Work to do: Pick out each line containing the string "title" and copy it.

Figure record extracts:
-- Start --

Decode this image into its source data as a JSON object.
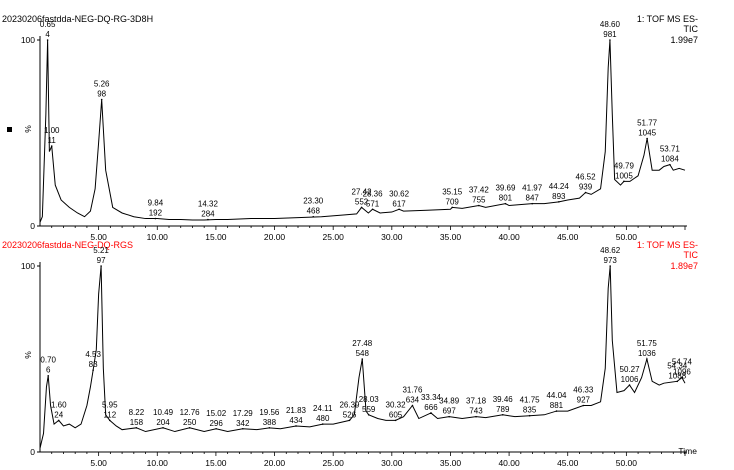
{
  "chart_data": [
    {
      "type": "line",
      "title": "20230206fastdda-NEG-DQ-RG-3D8H",
      "scan_label": "1: TOF MS ES-",
      "trace_label": "TIC",
      "intensity_label": "1.99e7",
      "ylabel": "%",
      "xlabel": "",
      "xlim": [
        0,
        55
      ],
      "ylim": [
        0,
        100
      ],
      "x_ticks": [
        5,
        10,
        15,
        20,
        25,
        30,
        35,
        40,
        45,
        50
      ],
      "x_tick_labels": [
        "5.00",
        "10.00",
        "15.00",
        "20.00",
        "25.00",
        "30.00",
        "35.00",
        "40.00",
        "45.00",
        "50.00"
      ],
      "y_tick_labels": {
        "top": "100",
        "bottom": "0"
      },
      "color": "#000000",
      "label_color": "#000000",
      "baseline": [
        [
          0,
          2
        ],
        [
          0.2,
          5
        ],
        [
          0.5,
          60
        ],
        [
          0.65,
          100
        ],
        [
          0.8,
          40
        ],
        [
          1.0,
          43
        ],
        [
          1.3,
          22
        ],
        [
          1.8,
          14
        ],
        [
          2.5,
          10
        ],
        [
          3.2,
          7
        ],
        [
          3.8,
          5
        ],
        [
          4.3,
          8
        ],
        [
          4.7,
          20
        ],
        [
          5.0,
          45
        ],
        [
          5.26,
          68
        ],
        [
          5.6,
          30
        ],
        [
          6.2,
          10
        ],
        [
          7,
          7
        ],
        [
          8,
          5
        ],
        [
          9,
          4
        ],
        [
          10,
          4
        ],
        [
          11,
          3.5
        ],
        [
          12,
          3.5
        ],
        [
          13,
          3.2
        ],
        [
          14,
          3.2
        ],
        [
          15,
          3.5
        ],
        [
          16,
          3.5
        ],
        [
          18,
          4
        ],
        [
          20,
          4
        ],
        [
          22,
          4.5
        ],
        [
          24,
          5
        ],
        [
          26,
          6
        ],
        [
          27,
          6.5
        ],
        [
          27.42,
          10
        ],
        [
          28,
          7
        ],
        [
          28.36,
          9
        ],
        [
          29,
          7
        ],
        [
          30,
          7.5
        ],
        [
          30.62,
          9
        ],
        [
          31,
          8
        ],
        [
          33,
          8.5
        ],
        [
          35,
          9
        ],
        [
          35.15,
          10
        ],
        [
          36,
          9.5
        ],
        [
          37.42,
          11
        ],
        [
          38,
          10
        ],
        [
          39.69,
          12
        ],
        [
          40,
          11
        ],
        [
          41.97,
          12
        ],
        [
          43,
          12
        ],
        [
          44.24,
          13
        ],
        [
          45,
          14
        ],
        [
          46,
          15
        ],
        [
          46.52,
          18
        ],
        [
          47,
          17
        ],
        [
          47.8,
          20
        ],
        [
          48.2,
          40
        ],
        [
          48.45,
          85
        ],
        [
          48.6,
          100
        ],
        [
          48.8,
          60
        ],
        [
          49,
          25
        ],
        [
          49.5,
          22
        ],
        [
          49.79,
          24
        ],
        [
          50.3,
          24
        ],
        [
          51,
          27
        ],
        [
          51.5,
          38
        ],
        [
          51.77,
          47
        ],
        [
          52.2,
          30
        ],
        [
          52.8,
          30
        ],
        [
          53.2,
          32
        ],
        [
          53.71,
          33
        ],
        [
          54,
          30
        ],
        [
          54.5,
          31
        ],
        [
          55,
          30
        ]
      ],
      "peaks": [
        {
          "time": "0.65",
          "scan": "4",
          "x": 0.65,
          "y": 100
        },
        {
          "time": "1.00",
          "scan": "11",
          "x": 1.0,
          "y": 43
        },
        {
          "time": "5.26",
          "scan": "98",
          "x": 5.26,
          "y": 68
        },
        {
          "time": "9.84",
          "scan": "192",
          "x": 9.84,
          "y": 4
        },
        {
          "time": "14.32",
          "scan": "284",
          "x": 14.32,
          "y": 3.5
        },
        {
          "time": "23.30",
          "scan": "468",
          "x": 23.3,
          "y": 5
        },
        {
          "time": "27.42",
          "scan": "552",
          "x": 27.42,
          "y": 10
        },
        {
          "time": "28.36",
          "scan": "571",
          "x": 28.36,
          "y": 9
        },
        {
          "time": "30.62",
          "scan": "617",
          "x": 30.62,
          "y": 9
        },
        {
          "time": "35.15",
          "scan": "709",
          "x": 35.15,
          "y": 10
        },
        {
          "time": "37.42",
          "scan": "755",
          "x": 37.42,
          "y": 11
        },
        {
          "time": "39.69",
          "scan": "801",
          "x": 39.69,
          "y": 12
        },
        {
          "time": "41.97",
          "scan": "847",
          "x": 41.97,
          "y": 12
        },
        {
          "time": "44.24",
          "scan": "893",
          "x": 44.24,
          "y": 13
        },
        {
          "time": "46.52",
          "scan": "939",
          "x": 46.52,
          "y": 18
        },
        {
          "time": "48.60",
          "scan": "981",
          "x": 48.6,
          "y": 100
        },
        {
          "time": "49.79",
          "scan": "1005",
          "x": 49.79,
          "y": 24
        },
        {
          "time": "51.77",
          "scan": "1045",
          "x": 51.77,
          "y": 47
        },
        {
          "time": "53.71",
          "scan": "1084",
          "x": 53.71,
          "y": 33
        }
      ]
    },
    {
      "type": "line",
      "title": "20230206fastdda-NEG-DQ-RGS",
      "scan_label": "1: TOF MS ES-",
      "trace_label": "TIC",
      "intensity_label": "1.89e7",
      "ylabel": "%",
      "xlabel": "Time",
      "xlim": [
        0,
        55
      ],
      "ylim": [
        0,
        100
      ],
      "x_ticks": [
        5,
        10,
        15,
        20,
        25,
        30,
        35,
        40,
        45,
        50
      ],
      "x_tick_labels": [
        "5.00",
        "10.00",
        "15.00",
        "20.00",
        "25.00",
        "30.00",
        "35.00",
        "40.00",
        "45.00",
        "50.00"
      ],
      "y_tick_labels": {
        "top": "100",
        "bottom": "0"
      },
      "color": "#000000",
      "label_color": "#ff0000",
      "baseline": [
        [
          0,
          2
        ],
        [
          0.3,
          10
        ],
        [
          0.55,
          35
        ],
        [
          0.7,
          41
        ],
        [
          0.9,
          25
        ],
        [
          1.2,
          15
        ],
        [
          1.6,
          17
        ],
        [
          2.0,
          14
        ],
        [
          2.5,
          15
        ],
        [
          3.0,
          13
        ],
        [
          3.5,
          15
        ],
        [
          4.0,
          25
        ],
        [
          4.3,
          35
        ],
        [
          4.53,
          44
        ],
        [
          4.8,
          55
        ],
        [
          5.0,
          85
        ],
        [
          5.21,
          100
        ],
        [
          5.4,
          45
        ],
        [
          5.6,
          20
        ],
        [
          5.95,
          17
        ],
        [
          6.5,
          14
        ],
        [
          7,
          12
        ],
        [
          8.22,
          13
        ],
        [
          9,
          11
        ],
        [
          10.49,
          13
        ],
        [
          11.5,
          11
        ],
        [
          12.76,
          13
        ],
        [
          14,
          11
        ],
        [
          15.02,
          12.5
        ],
        [
          16,
          11
        ],
        [
          17.29,
          12.5
        ],
        [
          18.5,
          12
        ],
        [
          19.56,
          13
        ],
        [
          20.5,
          12.5
        ],
        [
          21.83,
          14
        ],
        [
          23,
          13.5
        ],
        [
          24.11,
          15
        ],
        [
          25,
          15
        ],
        [
          26.39,
          17
        ],
        [
          26.8,
          20
        ],
        [
          27.2,
          40
        ],
        [
          27.48,
          50
        ],
        [
          27.8,
          22
        ],
        [
          28.03,
          20
        ],
        [
          28.8,
          18
        ],
        [
          29.5,
          17
        ],
        [
          30.32,
          17
        ],
        [
          31,
          19
        ],
        [
          31.76,
          25
        ],
        [
          32.3,
          18
        ],
        [
          33.34,
          21
        ],
        [
          33.9,
          18
        ],
        [
          34.89,
          19
        ],
        [
          36,
          18
        ],
        [
          37.18,
          19
        ],
        [
          38,
          18.5
        ],
        [
          39.46,
          20
        ],
        [
          40.5,
          19
        ],
        [
          41.75,
          19.5
        ],
        [
          43,
          20
        ],
        [
          44.04,
          22
        ],
        [
          45,
          22
        ],
        [
          46.33,
          25
        ],
        [
          47,
          25
        ],
        [
          47.8,
          27
        ],
        [
          48.2,
          45
        ],
        [
          48.45,
          88
        ],
        [
          48.62,
          100
        ],
        [
          48.8,
          60
        ],
        [
          49.2,
          32
        ],
        [
          49.8,
          33
        ],
        [
          50.27,
          36
        ],
        [
          50.7,
          32
        ],
        [
          51.3,
          40
        ],
        [
          51.75,
          50
        ],
        [
          52.2,
          38
        ],
        [
          52.8,
          36
        ],
        [
          53.2,
          37
        ],
        [
          54.34,
          38
        ],
        [
          54.74,
          40
        ],
        [
          55,
          37
        ]
      ],
      "peaks": [
        {
          "time": "0.70",
          "scan": "6",
          "x": 0.7,
          "y": 41
        },
        {
          "time": "1.60",
          "scan": "24",
          "x": 1.6,
          "y": 17
        },
        {
          "time": "4.53",
          "scan": "83",
          "x": 4.53,
          "y": 44
        },
        {
          "time": "5.21",
          "scan": "97",
          "x": 5.21,
          "y": 100
        },
        {
          "time": "5.95",
          "scan": "112",
          "x": 5.95,
          "y": 17
        },
        {
          "time": "8.22",
          "scan": "158",
          "x": 8.22,
          "y": 13
        },
        {
          "time": "10.49",
          "scan": "204",
          "x": 10.49,
          "y": 13
        },
        {
          "time": "12.76",
          "scan": "250",
          "x": 12.76,
          "y": 13
        },
        {
          "time": "15.02",
          "scan": "296",
          "x": 15.02,
          "y": 12.5
        },
        {
          "time": "17.29",
          "scan": "342",
          "x": 17.29,
          "y": 12.5
        },
        {
          "time": "19.56",
          "scan": "388",
          "x": 19.56,
          "y": 13
        },
        {
          "time": "21.83",
          "scan": "434",
          "x": 21.83,
          "y": 14
        },
        {
          "time": "24.11",
          "scan": "480",
          "x": 24.11,
          "y": 15
        },
        {
          "time": "26.39",
          "scan": "526",
          "x": 26.39,
          "y": 17
        },
        {
          "time": "27.48",
          "scan": "548",
          "x": 27.48,
          "y": 50
        },
        {
          "time": "28.03",
          "scan": "559",
          "x": 28.03,
          "y": 20
        },
        {
          "time": "30.32",
          "scan": "605",
          "x": 30.32,
          "y": 17
        },
        {
          "time": "31.76",
          "scan": "634",
          "x": 31.76,
          "y": 25
        },
        {
          "time": "33.34",
          "scan": "666",
          "x": 33.34,
          "y": 21
        },
        {
          "time": "34.89",
          "scan": "697",
          "x": 34.89,
          "y": 19
        },
        {
          "time": "37.18",
          "scan": "743",
          "x": 37.18,
          "y": 19
        },
        {
          "time": "39.46",
          "scan": "789",
          "x": 39.46,
          "y": 20
        },
        {
          "time": "41.75",
          "scan": "835",
          "x": 41.75,
          "y": 19.5
        },
        {
          "time": "44.04",
          "scan": "881",
          "x": 44.04,
          "y": 22
        },
        {
          "time": "46.33",
          "scan": "927",
          "x": 46.33,
          "y": 25
        },
        {
          "time": "48.62",
          "scan": "973",
          "x": 48.62,
          "y": 100
        },
        {
          "time": "50.27",
          "scan": "1006",
          "x": 50.27,
          "y": 36
        },
        {
          "time": "51.75",
          "scan": "1036",
          "x": 51.75,
          "y": 50
        },
        {
          "time": "54.34",
          "scan": "1088",
          "x": 54.34,
          "y": 38
        },
        {
          "time": "54.74",
          "scan": "1096",
          "x": 54.74,
          "y": 40
        }
      ]
    }
  ]
}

-- End --

Task solution:
      "title": "20230206fastdda-NEG-DQ-RG-3D8H",
      "title": "20230206fastdda-NEG-DQ-RGS",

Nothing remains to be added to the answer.